• Job: Can you copy out the rows below, starting at the first row and ending at the row that contains "534, 438, 613]", keeping every character unchanged?

[Begin Data rows]

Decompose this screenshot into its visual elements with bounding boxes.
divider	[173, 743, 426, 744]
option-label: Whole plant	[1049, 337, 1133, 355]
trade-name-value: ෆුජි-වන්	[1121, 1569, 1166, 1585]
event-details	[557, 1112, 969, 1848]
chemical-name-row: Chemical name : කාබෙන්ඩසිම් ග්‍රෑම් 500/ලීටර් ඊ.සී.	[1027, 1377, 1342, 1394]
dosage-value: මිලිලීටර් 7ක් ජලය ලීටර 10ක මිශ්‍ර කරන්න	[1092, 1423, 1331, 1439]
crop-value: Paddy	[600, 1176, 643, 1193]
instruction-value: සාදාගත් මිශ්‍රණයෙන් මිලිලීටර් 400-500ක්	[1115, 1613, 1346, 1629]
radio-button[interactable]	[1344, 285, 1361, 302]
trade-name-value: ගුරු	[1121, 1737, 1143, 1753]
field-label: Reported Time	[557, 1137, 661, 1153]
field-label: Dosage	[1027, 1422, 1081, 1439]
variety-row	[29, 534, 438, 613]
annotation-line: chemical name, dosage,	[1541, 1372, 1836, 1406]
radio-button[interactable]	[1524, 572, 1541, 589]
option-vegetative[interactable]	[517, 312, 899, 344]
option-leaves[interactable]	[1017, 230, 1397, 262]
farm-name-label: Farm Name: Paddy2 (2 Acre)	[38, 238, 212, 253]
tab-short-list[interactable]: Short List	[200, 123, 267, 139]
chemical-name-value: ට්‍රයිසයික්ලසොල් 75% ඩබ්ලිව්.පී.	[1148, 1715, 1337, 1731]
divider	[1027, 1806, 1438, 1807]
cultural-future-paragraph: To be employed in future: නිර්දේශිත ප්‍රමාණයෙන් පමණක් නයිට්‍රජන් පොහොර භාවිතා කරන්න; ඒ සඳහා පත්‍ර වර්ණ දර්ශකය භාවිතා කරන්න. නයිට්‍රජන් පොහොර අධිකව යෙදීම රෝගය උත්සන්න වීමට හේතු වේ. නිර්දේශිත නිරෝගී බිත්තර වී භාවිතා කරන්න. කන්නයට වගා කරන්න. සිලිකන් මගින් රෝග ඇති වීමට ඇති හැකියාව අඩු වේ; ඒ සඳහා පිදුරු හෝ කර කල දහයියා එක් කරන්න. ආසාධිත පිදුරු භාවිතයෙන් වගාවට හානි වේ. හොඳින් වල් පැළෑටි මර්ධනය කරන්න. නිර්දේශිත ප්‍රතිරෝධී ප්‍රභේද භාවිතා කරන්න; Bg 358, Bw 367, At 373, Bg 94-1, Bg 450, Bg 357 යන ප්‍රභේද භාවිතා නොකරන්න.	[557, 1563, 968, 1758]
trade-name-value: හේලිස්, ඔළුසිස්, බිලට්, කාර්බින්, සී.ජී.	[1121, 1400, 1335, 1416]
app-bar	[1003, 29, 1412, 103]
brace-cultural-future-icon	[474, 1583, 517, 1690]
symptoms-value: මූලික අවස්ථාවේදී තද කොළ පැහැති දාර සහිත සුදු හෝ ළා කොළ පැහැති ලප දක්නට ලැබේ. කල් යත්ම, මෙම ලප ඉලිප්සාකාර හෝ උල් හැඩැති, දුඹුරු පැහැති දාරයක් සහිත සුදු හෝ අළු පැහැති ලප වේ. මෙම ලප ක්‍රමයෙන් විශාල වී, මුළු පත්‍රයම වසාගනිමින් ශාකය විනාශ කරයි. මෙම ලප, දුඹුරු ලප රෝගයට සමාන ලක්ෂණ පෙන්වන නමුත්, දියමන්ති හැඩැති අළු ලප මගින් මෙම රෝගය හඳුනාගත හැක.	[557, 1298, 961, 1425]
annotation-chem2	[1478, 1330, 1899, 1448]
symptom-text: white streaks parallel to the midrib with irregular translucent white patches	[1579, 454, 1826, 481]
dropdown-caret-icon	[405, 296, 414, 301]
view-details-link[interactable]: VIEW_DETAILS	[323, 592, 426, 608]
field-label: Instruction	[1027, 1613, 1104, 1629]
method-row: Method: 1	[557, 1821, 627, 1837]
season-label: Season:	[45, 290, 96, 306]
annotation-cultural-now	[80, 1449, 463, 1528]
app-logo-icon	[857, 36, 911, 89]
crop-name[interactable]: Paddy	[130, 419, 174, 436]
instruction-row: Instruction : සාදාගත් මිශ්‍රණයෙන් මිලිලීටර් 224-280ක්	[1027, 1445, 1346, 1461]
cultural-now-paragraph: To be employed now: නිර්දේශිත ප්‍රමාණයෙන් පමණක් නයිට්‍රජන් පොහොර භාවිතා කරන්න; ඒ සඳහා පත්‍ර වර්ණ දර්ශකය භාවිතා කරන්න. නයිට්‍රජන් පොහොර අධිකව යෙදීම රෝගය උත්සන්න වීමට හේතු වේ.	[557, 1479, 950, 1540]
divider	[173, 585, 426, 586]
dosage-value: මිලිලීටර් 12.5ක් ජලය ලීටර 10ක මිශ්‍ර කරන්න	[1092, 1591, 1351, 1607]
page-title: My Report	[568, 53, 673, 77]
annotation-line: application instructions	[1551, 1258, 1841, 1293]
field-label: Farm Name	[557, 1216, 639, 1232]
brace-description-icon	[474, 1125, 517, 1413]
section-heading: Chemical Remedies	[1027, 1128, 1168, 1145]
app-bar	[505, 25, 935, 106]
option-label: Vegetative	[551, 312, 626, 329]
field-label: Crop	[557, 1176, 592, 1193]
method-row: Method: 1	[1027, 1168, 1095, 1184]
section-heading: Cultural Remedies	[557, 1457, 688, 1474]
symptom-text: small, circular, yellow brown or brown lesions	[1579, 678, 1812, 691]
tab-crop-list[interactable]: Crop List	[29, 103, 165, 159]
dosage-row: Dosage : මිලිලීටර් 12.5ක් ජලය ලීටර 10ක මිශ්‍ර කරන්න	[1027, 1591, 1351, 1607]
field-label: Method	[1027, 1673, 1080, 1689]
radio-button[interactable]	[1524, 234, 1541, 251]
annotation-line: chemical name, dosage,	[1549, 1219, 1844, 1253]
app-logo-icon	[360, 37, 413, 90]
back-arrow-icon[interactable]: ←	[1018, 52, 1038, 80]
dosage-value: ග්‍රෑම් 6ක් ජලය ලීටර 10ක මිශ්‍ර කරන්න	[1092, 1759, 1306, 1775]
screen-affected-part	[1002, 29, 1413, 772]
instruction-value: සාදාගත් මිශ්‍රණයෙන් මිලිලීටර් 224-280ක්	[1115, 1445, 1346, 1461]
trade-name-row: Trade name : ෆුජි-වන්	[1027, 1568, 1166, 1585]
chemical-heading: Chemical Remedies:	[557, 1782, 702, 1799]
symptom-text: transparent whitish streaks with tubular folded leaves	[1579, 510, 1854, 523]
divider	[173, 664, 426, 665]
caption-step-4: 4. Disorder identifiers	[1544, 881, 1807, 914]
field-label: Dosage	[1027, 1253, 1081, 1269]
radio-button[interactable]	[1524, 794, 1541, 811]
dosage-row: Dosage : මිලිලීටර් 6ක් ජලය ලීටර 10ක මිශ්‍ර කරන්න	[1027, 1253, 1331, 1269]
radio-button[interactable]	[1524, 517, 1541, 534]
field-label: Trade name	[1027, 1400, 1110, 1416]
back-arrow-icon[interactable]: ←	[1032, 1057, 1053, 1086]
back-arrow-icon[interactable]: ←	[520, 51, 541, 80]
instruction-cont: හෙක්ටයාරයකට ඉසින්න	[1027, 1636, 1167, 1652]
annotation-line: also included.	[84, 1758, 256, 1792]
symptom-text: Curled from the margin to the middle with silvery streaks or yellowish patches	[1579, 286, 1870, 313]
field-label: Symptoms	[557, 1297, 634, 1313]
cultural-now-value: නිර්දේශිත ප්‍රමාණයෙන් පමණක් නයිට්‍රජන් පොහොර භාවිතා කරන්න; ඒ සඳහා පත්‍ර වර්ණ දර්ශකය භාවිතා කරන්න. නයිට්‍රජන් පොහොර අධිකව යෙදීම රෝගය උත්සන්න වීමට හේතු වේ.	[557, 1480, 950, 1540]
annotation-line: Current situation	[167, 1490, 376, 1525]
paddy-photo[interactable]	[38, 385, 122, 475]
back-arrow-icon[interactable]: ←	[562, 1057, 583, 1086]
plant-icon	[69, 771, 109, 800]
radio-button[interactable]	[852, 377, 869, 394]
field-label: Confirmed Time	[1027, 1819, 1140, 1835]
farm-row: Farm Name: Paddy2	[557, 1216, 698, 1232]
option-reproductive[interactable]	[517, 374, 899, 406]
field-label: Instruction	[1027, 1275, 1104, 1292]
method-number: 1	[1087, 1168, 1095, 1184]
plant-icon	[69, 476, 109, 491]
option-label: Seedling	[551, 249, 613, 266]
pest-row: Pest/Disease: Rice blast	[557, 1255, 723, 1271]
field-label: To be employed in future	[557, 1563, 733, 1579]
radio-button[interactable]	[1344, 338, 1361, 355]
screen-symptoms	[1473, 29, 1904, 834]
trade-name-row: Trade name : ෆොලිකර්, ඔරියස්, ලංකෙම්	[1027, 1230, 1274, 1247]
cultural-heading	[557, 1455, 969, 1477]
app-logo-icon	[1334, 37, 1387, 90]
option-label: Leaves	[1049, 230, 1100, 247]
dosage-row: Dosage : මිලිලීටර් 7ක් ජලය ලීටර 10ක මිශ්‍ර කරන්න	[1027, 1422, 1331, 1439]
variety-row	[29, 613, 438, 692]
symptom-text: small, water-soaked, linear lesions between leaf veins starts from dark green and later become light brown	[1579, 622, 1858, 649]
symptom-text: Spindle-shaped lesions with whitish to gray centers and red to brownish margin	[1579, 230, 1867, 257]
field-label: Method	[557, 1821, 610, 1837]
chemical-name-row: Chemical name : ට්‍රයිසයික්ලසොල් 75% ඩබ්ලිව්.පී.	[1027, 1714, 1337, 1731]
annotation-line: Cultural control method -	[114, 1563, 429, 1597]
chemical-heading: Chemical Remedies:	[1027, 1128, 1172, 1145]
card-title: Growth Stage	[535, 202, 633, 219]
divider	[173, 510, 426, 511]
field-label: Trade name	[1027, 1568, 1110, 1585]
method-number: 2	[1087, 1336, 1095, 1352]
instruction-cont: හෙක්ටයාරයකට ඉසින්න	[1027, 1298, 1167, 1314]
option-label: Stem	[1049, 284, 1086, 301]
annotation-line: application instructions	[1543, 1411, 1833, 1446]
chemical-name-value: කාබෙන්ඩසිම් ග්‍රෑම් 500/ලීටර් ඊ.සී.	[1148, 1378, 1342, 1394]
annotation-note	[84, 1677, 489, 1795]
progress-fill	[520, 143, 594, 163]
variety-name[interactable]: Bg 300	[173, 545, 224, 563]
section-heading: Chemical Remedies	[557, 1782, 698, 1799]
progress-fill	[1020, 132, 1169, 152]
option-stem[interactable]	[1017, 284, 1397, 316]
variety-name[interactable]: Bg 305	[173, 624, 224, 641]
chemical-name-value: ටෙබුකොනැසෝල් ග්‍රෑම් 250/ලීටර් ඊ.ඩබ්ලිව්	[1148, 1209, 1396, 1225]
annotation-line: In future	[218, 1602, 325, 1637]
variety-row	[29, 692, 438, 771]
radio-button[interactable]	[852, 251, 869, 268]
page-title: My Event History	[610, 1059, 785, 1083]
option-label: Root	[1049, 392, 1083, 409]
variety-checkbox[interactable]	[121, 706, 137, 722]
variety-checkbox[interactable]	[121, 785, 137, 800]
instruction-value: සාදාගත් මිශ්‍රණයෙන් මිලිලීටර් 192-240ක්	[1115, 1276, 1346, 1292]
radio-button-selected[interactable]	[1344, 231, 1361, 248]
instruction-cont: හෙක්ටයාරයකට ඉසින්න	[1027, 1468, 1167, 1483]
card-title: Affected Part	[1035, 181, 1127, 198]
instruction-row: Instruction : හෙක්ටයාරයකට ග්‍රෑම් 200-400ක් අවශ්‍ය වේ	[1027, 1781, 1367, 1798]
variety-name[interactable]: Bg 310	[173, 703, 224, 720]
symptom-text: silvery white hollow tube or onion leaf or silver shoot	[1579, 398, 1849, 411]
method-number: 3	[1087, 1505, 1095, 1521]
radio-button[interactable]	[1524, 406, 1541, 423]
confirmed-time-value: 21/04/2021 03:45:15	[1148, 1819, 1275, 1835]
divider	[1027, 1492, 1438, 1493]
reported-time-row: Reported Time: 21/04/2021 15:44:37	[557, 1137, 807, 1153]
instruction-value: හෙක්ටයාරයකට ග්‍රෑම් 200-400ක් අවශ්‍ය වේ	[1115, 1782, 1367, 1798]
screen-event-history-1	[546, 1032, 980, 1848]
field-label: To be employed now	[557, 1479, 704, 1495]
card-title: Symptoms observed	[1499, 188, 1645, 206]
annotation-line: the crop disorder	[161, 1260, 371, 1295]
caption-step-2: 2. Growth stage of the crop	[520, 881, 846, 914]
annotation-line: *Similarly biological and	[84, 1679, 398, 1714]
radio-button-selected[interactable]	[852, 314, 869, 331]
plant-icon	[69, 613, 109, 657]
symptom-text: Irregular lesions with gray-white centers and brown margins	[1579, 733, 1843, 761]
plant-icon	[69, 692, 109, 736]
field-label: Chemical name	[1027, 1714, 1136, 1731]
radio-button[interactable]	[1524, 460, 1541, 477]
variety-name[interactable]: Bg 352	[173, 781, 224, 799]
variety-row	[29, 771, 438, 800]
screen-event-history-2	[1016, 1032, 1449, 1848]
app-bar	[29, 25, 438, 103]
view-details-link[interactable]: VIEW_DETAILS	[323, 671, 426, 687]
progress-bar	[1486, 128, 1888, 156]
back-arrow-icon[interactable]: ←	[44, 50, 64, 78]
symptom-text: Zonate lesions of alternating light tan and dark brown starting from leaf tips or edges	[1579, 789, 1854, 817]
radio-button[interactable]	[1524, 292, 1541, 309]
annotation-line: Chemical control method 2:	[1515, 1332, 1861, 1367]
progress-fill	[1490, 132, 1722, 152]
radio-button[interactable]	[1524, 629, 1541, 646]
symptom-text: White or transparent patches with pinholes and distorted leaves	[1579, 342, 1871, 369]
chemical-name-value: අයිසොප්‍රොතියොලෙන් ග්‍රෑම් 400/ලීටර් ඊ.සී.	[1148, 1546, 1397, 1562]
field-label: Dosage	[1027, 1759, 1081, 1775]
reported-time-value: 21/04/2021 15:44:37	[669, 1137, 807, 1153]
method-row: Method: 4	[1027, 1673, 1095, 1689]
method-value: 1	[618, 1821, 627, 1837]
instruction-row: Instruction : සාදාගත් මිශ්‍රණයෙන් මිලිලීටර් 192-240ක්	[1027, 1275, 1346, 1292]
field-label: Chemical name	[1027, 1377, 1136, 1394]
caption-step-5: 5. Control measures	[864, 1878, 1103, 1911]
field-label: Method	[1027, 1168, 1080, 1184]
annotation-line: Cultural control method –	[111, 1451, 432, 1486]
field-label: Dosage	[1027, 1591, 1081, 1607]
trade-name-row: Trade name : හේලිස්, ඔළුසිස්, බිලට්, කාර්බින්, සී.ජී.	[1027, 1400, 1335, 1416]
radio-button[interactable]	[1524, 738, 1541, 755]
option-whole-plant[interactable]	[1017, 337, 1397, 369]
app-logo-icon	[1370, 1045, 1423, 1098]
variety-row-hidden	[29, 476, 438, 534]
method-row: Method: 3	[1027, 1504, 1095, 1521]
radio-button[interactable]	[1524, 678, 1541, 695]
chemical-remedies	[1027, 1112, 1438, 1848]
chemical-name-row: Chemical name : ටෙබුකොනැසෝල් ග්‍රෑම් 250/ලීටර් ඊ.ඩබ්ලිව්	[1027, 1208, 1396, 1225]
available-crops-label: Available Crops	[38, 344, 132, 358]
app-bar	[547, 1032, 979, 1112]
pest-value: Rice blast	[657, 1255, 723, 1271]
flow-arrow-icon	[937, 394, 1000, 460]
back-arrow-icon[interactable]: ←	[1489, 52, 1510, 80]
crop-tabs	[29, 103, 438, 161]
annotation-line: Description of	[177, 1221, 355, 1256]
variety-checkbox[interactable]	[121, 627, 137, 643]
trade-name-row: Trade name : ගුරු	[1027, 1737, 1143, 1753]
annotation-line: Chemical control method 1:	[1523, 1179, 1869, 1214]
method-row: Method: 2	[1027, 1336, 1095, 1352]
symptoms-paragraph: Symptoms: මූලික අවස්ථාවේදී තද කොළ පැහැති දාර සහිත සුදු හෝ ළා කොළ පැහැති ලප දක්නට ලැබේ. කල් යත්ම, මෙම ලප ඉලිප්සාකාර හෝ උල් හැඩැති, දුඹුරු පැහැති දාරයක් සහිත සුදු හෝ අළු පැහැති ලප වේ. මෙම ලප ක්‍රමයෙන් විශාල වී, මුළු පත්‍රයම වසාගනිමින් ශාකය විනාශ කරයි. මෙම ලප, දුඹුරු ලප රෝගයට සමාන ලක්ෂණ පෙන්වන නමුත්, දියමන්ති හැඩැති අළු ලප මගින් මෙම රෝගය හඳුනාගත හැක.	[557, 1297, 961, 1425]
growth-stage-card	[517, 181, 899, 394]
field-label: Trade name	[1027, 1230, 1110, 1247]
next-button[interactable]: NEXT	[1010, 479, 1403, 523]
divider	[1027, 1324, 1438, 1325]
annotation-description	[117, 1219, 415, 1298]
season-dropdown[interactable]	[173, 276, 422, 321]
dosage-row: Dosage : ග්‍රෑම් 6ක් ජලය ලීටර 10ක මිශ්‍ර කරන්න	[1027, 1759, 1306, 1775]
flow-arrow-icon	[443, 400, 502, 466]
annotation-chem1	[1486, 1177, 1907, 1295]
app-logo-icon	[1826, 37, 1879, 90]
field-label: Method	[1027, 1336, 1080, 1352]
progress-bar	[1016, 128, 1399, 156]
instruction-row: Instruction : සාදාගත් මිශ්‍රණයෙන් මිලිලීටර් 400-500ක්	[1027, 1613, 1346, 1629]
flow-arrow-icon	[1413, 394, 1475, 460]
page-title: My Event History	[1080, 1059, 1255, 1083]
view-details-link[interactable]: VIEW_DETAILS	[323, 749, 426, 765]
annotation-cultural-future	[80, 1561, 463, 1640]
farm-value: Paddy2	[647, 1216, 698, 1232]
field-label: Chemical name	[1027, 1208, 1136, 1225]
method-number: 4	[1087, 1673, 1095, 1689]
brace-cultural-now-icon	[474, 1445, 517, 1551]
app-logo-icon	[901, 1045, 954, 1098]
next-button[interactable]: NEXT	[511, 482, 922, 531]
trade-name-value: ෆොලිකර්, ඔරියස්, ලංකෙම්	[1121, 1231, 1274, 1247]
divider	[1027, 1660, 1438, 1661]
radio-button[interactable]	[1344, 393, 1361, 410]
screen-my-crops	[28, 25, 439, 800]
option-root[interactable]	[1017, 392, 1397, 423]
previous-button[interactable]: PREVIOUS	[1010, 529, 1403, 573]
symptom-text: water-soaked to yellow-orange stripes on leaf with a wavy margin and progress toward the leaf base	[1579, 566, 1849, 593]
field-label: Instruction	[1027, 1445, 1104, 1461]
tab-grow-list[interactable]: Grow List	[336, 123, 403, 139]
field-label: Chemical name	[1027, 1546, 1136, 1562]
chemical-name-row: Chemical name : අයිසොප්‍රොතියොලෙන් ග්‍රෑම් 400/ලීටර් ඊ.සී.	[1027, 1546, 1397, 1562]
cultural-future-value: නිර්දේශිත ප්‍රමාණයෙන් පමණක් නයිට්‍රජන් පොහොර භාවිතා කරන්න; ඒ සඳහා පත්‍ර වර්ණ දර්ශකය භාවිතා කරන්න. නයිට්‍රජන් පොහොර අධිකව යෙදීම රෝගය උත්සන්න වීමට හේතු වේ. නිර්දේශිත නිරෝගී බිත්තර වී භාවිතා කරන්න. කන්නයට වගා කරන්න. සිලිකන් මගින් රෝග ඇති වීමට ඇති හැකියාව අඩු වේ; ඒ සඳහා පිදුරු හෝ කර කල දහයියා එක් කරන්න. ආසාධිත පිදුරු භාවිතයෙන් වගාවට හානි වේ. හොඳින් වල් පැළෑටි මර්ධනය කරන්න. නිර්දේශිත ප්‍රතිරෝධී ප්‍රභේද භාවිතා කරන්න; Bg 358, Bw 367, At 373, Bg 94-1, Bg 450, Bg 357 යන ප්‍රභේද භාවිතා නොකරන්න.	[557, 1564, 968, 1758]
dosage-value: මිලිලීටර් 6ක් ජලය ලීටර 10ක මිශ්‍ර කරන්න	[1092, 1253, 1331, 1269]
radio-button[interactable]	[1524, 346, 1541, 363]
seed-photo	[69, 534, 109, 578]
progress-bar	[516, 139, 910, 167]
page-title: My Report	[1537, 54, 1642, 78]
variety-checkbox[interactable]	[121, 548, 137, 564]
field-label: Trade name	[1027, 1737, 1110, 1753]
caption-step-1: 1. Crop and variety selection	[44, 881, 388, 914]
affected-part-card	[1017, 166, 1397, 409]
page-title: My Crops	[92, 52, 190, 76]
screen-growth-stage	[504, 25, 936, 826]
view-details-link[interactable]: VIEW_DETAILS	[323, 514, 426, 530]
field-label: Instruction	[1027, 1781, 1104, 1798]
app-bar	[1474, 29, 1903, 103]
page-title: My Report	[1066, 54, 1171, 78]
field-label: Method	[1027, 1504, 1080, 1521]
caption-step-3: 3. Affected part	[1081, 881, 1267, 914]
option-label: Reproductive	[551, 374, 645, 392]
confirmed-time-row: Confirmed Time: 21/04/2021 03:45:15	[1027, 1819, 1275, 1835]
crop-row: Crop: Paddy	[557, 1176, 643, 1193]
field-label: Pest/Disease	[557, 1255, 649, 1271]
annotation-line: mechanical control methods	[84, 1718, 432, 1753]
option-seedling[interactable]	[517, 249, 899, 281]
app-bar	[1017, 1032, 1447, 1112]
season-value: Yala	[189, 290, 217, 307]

[End Data rows]

• Answer to the problem:
Decompose this screenshot into its visual elements with bounding boxes.
divider	[173, 743, 426, 744]
option-label: Whole plant	[1049, 337, 1133, 355]
trade-name-value: ෆුජි-වන්	[1121, 1569, 1166, 1585]
event-details	[557, 1112, 969, 1848]
chemical-name-row: Chemical name : කාබෙන්ඩසිම් ග්‍රෑම් 500/ලීටර් ඊ.සී.	[1027, 1377, 1342, 1394]
dosage-value: මිලිලීටර් 7ක් ජලය ලීටර 10ක මිශ්‍ර කරන්න	[1092, 1423, 1331, 1439]
crop-value: Paddy	[600, 1176, 643, 1193]
instruction-value: සාදාගත් මිශ්‍රණයෙන් මිලිලීටර් 400-500ක්	[1115, 1613, 1346, 1629]
radio-button[interactable]	[1344, 285, 1361, 302]
trade-name-value: ගුරු	[1121, 1737, 1143, 1753]
field-label: Reported Time	[557, 1137, 661, 1153]
field-label: Dosage	[1027, 1422, 1081, 1439]
variety-row	[29, 534, 438, 613]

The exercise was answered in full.